(Dataset rows for apps and sites)
------------------------
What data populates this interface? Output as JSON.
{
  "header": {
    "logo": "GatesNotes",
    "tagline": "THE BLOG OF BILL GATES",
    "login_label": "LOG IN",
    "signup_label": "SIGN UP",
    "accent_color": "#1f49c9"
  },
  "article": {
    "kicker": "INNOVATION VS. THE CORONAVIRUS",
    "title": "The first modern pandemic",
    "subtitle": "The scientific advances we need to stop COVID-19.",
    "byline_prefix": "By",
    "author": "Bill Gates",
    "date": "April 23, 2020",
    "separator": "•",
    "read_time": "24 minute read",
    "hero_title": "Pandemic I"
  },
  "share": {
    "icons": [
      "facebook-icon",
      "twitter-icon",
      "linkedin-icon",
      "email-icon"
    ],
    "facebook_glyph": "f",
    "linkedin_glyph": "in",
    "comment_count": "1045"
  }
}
------------------------
**EXERCISE OBJECTIVE**
Print the entire set of records again, exactly.

**PROBLEM SOLUTION**
What data populates this interface? Output as JSON.
{
  "header": {
    "logo": "GatesNotes",
    "tagline": "THE BLOG OF BILL GATES",
    "login_label": "LOG IN",
    "signup_label": "SIGN UP",
    "accent_color": "#1f49c9"
  },
  "article": {
    "kicker": "INNOVATION VS. THE CORONAVIRUS",
    "title": "The first modern pandemic",
    "subtitle": "The scientific advances we need to stop COVID-19.",
    "byline_prefix": "By",
    "author": "Bill Gates",
    "date": "April 23, 2020",
    "separator": "•",
    "read_time": "24 minute read",
    "hero_title": "Pandemic I"
  },
  "share": {
    "icons": [
      "facebook-icon",
      "twitter-icon",
      "linkedin-icon",
      "email-icon"
    ],
    "facebook_glyph": "f",
    "linkedin_glyph": "in",
    "comment_count": "1045"
  }
}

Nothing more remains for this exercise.